▶ [Extracted entries]:
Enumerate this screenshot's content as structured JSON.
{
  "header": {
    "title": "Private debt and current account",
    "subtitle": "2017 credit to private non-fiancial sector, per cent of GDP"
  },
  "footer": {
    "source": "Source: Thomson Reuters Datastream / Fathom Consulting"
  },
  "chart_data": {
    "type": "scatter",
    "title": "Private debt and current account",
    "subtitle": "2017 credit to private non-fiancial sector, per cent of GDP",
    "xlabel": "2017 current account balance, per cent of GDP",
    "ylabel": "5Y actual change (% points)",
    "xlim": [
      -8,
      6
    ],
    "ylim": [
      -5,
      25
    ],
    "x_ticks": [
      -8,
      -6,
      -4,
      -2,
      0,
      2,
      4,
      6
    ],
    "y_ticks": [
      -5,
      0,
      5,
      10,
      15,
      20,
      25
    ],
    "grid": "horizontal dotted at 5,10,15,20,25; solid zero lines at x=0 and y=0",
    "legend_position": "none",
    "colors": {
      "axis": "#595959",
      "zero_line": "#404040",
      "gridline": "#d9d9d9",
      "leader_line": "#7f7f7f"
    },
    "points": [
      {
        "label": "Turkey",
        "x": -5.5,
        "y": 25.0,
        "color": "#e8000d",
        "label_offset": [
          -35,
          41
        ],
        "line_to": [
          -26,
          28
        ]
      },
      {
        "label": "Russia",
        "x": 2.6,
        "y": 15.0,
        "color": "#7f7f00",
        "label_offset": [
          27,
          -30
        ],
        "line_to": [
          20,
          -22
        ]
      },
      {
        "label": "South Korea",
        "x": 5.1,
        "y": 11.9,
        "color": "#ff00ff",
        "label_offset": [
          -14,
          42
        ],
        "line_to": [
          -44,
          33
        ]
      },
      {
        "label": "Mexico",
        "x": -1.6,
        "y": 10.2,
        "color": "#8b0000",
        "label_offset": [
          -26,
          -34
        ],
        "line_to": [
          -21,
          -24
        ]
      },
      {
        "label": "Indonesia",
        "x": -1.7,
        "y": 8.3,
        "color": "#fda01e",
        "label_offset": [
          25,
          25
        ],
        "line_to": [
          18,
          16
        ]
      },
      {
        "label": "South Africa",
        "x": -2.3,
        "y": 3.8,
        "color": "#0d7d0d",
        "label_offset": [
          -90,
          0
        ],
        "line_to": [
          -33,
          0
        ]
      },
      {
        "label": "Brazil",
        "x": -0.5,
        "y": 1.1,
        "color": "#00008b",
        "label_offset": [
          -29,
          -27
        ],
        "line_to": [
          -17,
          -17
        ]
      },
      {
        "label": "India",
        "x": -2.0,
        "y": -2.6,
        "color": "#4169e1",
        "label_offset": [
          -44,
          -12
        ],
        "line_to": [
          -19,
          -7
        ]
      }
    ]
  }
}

▶ [Stated task]:
From the data above, copy out every line with the string "credit" in it.

▶ [Complete output]:
    "subtitle": "2017 credit to private non-fiancial sector, per cent of GDP"
    "subtitle": "2017 credit to private non-fiancial sector, per cent of GDP",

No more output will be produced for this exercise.